▸ **DIRECTIONS FOR THIS TASK**
Every line with "Submit" in it should be copied from the data.

▸ **INPUT**

=====

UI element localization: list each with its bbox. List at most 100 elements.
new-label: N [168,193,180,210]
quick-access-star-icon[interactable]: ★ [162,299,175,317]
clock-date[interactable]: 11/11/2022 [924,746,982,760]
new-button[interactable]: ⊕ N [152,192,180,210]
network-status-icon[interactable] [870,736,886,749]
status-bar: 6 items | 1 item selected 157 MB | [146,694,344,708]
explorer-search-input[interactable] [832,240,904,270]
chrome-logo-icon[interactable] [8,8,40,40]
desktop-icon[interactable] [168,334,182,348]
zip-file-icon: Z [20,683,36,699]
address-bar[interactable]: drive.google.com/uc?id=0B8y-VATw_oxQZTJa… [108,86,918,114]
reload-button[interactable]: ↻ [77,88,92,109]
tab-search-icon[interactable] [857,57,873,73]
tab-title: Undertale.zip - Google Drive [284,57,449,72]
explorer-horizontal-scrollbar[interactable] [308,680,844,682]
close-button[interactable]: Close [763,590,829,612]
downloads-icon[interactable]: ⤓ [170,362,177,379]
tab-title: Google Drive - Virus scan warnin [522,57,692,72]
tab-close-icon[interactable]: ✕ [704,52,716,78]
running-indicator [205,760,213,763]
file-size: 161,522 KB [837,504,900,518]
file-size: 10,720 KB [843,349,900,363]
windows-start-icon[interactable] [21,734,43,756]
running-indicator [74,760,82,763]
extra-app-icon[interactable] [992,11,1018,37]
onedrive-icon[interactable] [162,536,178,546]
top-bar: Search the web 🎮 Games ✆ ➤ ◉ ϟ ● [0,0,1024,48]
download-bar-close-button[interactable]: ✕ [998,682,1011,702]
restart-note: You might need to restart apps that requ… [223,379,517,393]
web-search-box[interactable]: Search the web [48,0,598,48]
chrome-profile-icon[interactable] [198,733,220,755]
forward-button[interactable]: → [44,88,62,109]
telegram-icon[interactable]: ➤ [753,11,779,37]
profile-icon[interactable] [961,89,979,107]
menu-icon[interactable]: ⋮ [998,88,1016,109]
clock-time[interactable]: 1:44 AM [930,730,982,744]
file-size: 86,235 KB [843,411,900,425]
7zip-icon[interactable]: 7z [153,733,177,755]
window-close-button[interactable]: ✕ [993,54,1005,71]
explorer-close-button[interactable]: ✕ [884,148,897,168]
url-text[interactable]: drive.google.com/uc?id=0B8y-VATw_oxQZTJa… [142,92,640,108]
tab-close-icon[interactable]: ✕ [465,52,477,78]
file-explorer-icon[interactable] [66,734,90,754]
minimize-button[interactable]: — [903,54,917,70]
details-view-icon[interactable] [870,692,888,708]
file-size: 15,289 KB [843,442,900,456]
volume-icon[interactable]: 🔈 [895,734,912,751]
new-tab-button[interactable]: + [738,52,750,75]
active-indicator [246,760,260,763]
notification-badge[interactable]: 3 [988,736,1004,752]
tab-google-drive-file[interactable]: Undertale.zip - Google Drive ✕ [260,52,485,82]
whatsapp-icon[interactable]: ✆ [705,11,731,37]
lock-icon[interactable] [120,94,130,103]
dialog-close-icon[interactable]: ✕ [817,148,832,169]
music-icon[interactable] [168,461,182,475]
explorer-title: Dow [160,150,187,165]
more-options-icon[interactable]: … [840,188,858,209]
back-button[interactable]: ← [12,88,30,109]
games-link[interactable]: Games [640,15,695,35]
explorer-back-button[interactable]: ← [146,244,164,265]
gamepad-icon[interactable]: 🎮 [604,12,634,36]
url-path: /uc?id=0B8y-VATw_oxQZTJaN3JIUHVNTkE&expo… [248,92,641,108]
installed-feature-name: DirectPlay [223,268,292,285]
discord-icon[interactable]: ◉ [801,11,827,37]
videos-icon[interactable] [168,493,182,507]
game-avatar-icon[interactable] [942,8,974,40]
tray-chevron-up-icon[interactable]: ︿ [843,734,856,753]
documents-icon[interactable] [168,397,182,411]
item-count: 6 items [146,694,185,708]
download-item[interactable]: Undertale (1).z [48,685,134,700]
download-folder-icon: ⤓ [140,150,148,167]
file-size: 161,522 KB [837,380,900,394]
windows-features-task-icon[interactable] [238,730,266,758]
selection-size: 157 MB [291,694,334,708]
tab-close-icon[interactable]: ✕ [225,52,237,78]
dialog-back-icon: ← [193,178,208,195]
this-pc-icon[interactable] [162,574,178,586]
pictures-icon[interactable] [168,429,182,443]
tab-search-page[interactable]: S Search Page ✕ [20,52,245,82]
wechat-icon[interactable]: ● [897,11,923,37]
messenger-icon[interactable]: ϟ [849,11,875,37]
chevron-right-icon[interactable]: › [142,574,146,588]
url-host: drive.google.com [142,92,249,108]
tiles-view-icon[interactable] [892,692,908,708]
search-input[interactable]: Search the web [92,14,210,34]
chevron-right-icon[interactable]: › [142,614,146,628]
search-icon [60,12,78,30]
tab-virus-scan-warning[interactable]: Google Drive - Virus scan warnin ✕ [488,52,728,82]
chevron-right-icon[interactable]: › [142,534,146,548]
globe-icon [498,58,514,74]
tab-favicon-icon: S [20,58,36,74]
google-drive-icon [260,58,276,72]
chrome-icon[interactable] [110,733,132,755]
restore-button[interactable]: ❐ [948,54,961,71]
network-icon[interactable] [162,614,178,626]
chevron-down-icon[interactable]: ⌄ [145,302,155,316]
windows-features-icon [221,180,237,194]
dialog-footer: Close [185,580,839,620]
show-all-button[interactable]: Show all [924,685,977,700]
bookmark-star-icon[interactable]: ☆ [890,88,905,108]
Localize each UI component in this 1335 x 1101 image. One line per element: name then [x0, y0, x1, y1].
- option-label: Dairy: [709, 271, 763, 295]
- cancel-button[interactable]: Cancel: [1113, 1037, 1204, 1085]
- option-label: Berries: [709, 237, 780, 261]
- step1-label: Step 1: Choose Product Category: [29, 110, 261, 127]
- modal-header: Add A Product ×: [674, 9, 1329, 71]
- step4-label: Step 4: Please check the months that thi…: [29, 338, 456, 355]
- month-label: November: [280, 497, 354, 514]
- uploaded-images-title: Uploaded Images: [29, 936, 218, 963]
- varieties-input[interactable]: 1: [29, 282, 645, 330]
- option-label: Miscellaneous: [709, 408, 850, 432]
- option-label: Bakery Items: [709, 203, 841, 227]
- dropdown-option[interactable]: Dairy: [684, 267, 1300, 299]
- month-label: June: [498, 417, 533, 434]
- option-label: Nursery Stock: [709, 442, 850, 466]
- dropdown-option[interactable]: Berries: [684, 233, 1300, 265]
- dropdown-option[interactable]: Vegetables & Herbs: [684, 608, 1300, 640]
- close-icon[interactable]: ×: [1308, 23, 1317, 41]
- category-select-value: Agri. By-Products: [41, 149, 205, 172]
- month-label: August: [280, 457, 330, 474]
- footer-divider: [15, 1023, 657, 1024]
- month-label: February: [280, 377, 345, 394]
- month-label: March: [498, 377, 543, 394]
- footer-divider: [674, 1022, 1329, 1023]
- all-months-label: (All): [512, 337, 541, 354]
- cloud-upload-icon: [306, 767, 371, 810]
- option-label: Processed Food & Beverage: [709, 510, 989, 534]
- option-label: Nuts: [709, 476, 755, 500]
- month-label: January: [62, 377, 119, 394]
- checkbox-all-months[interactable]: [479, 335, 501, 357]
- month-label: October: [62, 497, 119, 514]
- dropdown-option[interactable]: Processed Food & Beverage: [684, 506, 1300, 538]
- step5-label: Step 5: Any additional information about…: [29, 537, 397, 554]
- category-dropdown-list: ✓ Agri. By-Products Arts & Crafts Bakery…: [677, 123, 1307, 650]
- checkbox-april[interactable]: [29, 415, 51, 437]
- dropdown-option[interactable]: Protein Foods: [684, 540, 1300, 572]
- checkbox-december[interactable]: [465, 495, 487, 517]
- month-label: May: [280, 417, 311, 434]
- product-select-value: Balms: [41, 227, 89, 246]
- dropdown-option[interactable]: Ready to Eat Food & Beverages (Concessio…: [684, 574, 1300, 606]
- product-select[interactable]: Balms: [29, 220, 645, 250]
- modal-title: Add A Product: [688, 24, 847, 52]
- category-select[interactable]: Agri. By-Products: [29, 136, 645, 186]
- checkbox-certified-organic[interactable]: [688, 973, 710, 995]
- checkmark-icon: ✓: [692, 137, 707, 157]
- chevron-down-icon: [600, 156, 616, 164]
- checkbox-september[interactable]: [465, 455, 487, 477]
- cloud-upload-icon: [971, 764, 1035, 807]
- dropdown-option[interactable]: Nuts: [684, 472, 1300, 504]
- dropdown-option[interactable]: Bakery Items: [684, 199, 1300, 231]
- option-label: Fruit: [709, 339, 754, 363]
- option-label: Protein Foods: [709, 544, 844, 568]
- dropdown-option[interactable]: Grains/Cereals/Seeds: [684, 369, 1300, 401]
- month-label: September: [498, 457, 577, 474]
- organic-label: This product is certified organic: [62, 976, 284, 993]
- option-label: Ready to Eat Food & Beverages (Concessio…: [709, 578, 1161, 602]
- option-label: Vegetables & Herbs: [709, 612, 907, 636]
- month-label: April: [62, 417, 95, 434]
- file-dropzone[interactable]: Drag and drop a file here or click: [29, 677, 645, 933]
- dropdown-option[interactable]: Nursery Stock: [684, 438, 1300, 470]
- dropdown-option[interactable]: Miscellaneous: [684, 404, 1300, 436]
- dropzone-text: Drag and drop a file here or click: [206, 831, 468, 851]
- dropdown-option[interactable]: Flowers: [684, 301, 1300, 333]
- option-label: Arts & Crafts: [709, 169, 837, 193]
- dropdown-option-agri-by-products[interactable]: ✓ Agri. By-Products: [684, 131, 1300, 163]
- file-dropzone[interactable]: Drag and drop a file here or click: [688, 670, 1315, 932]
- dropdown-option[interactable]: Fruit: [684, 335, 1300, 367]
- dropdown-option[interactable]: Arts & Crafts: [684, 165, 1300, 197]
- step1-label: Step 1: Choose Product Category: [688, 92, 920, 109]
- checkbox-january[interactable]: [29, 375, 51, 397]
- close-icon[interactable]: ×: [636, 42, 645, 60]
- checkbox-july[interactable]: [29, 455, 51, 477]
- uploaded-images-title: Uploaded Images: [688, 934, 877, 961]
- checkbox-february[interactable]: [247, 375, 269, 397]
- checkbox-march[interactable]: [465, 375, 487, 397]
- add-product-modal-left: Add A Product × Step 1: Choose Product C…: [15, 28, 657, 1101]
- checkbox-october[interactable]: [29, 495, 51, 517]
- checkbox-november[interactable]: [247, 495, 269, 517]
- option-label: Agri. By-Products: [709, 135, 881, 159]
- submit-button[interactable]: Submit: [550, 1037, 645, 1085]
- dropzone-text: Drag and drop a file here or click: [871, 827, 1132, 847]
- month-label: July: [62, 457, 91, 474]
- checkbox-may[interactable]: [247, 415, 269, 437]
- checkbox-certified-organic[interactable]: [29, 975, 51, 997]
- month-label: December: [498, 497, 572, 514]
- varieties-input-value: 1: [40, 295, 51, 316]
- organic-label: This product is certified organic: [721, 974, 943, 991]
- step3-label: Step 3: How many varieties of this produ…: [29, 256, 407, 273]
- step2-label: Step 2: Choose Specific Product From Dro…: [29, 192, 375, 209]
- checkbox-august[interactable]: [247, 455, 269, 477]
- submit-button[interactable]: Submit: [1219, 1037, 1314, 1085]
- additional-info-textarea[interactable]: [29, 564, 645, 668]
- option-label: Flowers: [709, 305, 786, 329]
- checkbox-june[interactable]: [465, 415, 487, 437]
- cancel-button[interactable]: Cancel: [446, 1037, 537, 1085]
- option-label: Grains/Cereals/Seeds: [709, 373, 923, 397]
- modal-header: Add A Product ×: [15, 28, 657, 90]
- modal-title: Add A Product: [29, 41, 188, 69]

=====

▸ **RESULT BELOW**
- submit-button[interactable]: Submit: [550, 1037, 645, 1085]
- submit-button[interactable]: Submit: [1219, 1037, 1314, 1085]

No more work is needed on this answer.